RECORDED DATA:
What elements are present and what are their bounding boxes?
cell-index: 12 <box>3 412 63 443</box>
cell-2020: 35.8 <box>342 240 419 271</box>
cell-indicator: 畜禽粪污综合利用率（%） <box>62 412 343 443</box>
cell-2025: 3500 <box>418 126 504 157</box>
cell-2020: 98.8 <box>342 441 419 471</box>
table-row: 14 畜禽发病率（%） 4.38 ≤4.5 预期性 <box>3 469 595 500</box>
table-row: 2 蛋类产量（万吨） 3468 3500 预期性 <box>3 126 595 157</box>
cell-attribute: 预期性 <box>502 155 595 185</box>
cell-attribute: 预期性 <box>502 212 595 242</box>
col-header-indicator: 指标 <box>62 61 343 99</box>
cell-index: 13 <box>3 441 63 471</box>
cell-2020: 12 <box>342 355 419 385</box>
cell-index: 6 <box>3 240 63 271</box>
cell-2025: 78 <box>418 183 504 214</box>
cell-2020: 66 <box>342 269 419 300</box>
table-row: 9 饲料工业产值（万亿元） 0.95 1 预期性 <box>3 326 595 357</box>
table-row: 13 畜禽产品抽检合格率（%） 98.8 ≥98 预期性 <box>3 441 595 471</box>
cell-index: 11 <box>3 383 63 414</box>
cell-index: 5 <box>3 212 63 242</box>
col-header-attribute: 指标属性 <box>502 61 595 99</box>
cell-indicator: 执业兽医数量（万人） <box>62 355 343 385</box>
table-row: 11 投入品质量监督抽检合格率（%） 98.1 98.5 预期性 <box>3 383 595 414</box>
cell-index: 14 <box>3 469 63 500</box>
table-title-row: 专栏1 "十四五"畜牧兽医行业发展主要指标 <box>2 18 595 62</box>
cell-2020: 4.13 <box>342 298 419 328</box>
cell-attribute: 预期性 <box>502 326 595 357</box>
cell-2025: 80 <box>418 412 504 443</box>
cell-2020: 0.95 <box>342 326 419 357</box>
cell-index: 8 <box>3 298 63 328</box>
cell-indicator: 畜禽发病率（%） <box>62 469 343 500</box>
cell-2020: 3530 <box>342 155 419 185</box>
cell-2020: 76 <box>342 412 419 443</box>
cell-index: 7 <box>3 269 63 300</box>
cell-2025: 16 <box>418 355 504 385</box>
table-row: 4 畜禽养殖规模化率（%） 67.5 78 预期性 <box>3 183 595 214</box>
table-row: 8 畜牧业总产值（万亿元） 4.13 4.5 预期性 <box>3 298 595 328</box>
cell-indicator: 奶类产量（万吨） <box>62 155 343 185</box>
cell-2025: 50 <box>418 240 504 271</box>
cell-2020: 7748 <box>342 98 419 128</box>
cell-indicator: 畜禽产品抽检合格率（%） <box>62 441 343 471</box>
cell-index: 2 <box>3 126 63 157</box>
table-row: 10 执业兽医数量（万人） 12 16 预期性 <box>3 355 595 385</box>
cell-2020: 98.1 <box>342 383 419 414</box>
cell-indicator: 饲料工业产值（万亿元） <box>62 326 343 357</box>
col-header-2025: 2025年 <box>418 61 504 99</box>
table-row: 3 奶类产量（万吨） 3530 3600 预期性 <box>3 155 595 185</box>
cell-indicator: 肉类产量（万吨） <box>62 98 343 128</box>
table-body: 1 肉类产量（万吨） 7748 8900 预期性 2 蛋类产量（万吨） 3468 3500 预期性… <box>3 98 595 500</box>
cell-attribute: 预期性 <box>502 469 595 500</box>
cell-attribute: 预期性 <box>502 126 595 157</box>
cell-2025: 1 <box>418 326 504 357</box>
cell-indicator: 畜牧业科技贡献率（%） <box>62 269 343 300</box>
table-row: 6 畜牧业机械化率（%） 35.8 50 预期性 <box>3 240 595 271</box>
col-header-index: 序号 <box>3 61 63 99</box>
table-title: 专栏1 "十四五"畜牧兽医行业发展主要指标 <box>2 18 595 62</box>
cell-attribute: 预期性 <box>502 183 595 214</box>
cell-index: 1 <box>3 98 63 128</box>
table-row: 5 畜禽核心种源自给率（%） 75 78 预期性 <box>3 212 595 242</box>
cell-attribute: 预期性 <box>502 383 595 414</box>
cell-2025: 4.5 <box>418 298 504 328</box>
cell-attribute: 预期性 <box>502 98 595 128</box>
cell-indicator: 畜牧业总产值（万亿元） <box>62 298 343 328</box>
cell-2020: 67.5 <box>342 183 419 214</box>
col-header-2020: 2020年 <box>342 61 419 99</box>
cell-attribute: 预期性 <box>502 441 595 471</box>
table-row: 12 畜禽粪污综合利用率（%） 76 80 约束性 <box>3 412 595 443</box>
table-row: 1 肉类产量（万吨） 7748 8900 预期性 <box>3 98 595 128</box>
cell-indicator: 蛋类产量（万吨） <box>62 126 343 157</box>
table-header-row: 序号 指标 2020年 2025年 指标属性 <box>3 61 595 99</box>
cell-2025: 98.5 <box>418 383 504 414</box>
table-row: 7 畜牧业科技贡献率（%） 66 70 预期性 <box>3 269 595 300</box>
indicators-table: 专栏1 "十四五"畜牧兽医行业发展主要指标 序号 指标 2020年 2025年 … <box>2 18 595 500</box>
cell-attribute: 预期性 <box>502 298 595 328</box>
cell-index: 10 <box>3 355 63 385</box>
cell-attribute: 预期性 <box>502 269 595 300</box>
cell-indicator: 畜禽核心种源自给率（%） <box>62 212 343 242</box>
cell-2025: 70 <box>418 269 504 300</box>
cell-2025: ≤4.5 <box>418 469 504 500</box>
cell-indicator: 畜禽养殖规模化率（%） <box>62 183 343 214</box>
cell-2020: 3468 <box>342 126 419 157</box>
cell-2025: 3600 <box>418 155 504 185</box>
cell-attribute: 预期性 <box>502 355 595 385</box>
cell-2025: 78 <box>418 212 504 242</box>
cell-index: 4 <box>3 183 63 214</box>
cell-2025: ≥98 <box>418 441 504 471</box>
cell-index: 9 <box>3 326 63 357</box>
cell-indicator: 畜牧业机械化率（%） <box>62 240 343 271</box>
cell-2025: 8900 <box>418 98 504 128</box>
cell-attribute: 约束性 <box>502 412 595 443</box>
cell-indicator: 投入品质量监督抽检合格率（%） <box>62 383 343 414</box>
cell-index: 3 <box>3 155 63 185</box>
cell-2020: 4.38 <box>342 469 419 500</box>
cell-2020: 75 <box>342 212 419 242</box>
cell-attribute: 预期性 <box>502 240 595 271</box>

EXERCISE TASK: Reproduce every line above word for word, without changing, dropping, or reordering any of them.

WORKED SOLUTION:
What elements are present and what are their bounding boxes?
cell-index: 12 <box>3 412 63 443</box>
cell-2020: 35.8 <box>342 240 419 271</box>
cell-indicator: 畜禽粪污综合利用率（%） <box>62 412 343 443</box>
cell-2025: 3500 <box>418 126 504 157</box>
cell-2020: 98.8 <box>342 441 419 471</box>
table-row: 14 畜禽发病率（%） 4.38 ≤4.5 预期性 <box>3 469 595 500</box>
table-row: 2 蛋类产量（万吨） 3468 3500 预期性 <box>3 126 595 157</box>
cell-attribute: 预期性 <box>502 155 595 185</box>
cell-attribute: 预期性 <box>502 212 595 242</box>
col-header-indicator: 指标 <box>62 61 343 99</box>
cell-index: 13 <box>3 441 63 471</box>
cell-2020: 12 <box>342 355 419 385</box>
cell-index: 6 <box>3 240 63 271</box>
cell-2025: 78 <box>418 183 504 214</box>
cell-2020: 66 <box>342 269 419 300</box>
table-row: 9 饲料工业产值（万亿元） 0.95 1 预期性 <box>3 326 595 357</box>
table-row: 13 畜禽产品抽检合格率（%） 98.8 ≥98 预期性 <box>3 441 595 471</box>
cell-index: 11 <box>3 383 63 414</box>
cell-index: 5 <box>3 212 63 242</box>
col-header-attribute: 指标属性 <box>502 61 595 99</box>
cell-indicator: 执业兽医数量（万人） <box>62 355 343 385</box>
table-row: 11 投入品质量监督抽检合格率（%） 98.1 98.5 预期性 <box>3 383 595 414</box>
cell-index: 14 <box>3 469 63 500</box>
table-title-row: 专栏1 "十四五"畜牧兽医行业发展主要指标 <box>2 18 595 62</box>
cell-2020: 4.13 <box>342 298 419 328</box>
cell-attribute: 预期性 <box>502 326 595 357</box>
cell-2025: 80 <box>418 412 504 443</box>
cell-2020: 0.95 <box>342 326 419 357</box>
cell-index: 8 <box>3 298 63 328</box>
cell-indicator: 畜禽发病率（%） <box>62 469 343 500</box>
cell-2020: 3530 <box>342 155 419 185</box>
cell-2020: 76 <box>342 412 419 443</box>
cell-index: 7 <box>3 269 63 300</box>
cell-2025: 16 <box>418 355 504 385</box>
table-row: 4 畜禽养殖规模化率（%） 67.5 78 预期性 <box>3 183 595 214</box>
table-row: 8 畜牧业总产值（万亿元） 4.13 4.5 预期性 <box>3 298 595 328</box>
cell-indicator: 奶类产量（万吨） <box>62 155 343 185</box>
cell-2025: 50 <box>418 240 504 271</box>
cell-2020: 7748 <box>342 98 419 128</box>
cell-indicator: 畜禽产品抽检合格率（%） <box>62 441 343 471</box>
cell-index: 2 <box>3 126 63 157</box>
table-row: 10 执业兽医数量（万人） 12 16 预期性 <box>3 355 595 385</box>
cell-2020: 98.1 <box>342 383 419 414</box>
cell-indicator: 饲料工业产值（万亿元） <box>62 326 343 357</box>
col-header-2025: 2025年 <box>418 61 504 99</box>
table-row: 3 奶类产量（万吨） 3530 3600 预期性 <box>3 155 595 185</box>
cell-indicator: 肉类产量（万吨） <box>62 98 343 128</box>
table-body: 1 肉类产量（万吨） 7748 8900 预期性 2 蛋类产量（万吨） 3468 3500 预期性… <box>3 98 595 500</box>
cell-attribute: 预期性 <box>502 469 595 500</box>
cell-attribute: 预期性 <box>502 126 595 157</box>
cell-2025: 1 <box>418 326 504 357</box>
cell-indicator: 畜牧业科技贡献率（%） <box>62 269 343 300</box>
table-row: 6 畜牧业机械化率（%） 35.8 50 预期性 <box>3 240 595 271</box>
col-header-index: 序号 <box>3 61 63 99</box>
table-title: 专栏1 "十四五"畜牧兽医行业发展主要指标 <box>2 18 595 62</box>
cell-attribute: 预期性 <box>502 183 595 214</box>
cell-index: 1 <box>3 98 63 128</box>
table-row: 5 畜禽核心种源自给率（%） 75 78 预期性 <box>3 212 595 242</box>
cell-attribute: 预期性 <box>502 383 595 414</box>
cell-2025: 4.5 <box>418 298 504 328</box>
cell-attribute: 预期性 <box>502 98 595 128</box>
cell-indicator: 畜牧业总产值（万亿元） <box>62 298 343 328</box>
cell-2020: 67.5 <box>342 183 419 214</box>
col-header-2020: 2020年 <box>342 61 419 99</box>
cell-attribute: 预期性 <box>502 441 595 471</box>
table-row: 12 畜禽粪污综合利用率（%） 76 80 约束性 <box>3 412 595 443</box>
table-row: 1 肉类产量（万吨） 7748 8900 预期性 <box>3 98 595 128</box>
cell-indicator: 蛋类产量（万吨） <box>62 126 343 157</box>
table-header-row: 序号 指标 2020年 2025年 指标属性 <box>3 61 595 99</box>
cell-2025: 98.5 <box>418 383 504 414</box>
table-row: 7 畜牧业科技贡献率（%） 66 70 预期性 <box>3 269 595 300</box>
indicators-table: 专栏1 "十四五"畜牧兽医行业发展主要指标 序号 指标 2020年 2025年 … <box>2 18 595 500</box>
cell-attribute: 预期性 <box>502 298 595 328</box>
cell-index: 10 <box>3 355 63 385</box>
cell-attribute: 预期性 <box>502 269 595 300</box>
cell-indicator: 畜禽核心种源自给率（%） <box>62 212 343 242</box>
cell-2025: 70 <box>418 269 504 300</box>
cell-2025: ≤4.5 <box>418 469 504 500</box>
cell-indicator: 畜禽养殖规模化率（%） <box>62 183 343 214</box>
cell-2020: 3468 <box>342 126 419 157</box>
cell-2025: 3600 <box>418 155 504 185</box>
cell-attribute: 预期性 <box>502 355 595 385</box>
cell-2025: 78 <box>418 212 504 242</box>
cell-index: 4 <box>3 183 63 214</box>
cell-2025: ≥98 <box>418 441 504 471</box>
cell-index: 9 <box>3 326 63 357</box>
cell-indicator: 畜牧业机械化率（%） <box>62 240 343 271</box>
cell-2025: 8900 <box>418 98 504 128</box>
cell-attribute: 约束性 <box>502 412 595 443</box>
cell-indicator: 投入品质量监督抽检合格率（%） <box>62 383 343 414</box>
cell-index: 3 <box>3 155 63 185</box>
cell-2020: 4.38 <box>342 469 419 500</box>
cell-2020: 75 <box>342 212 419 242</box>
cell-attribute: 预期性 <box>502 240 595 271</box>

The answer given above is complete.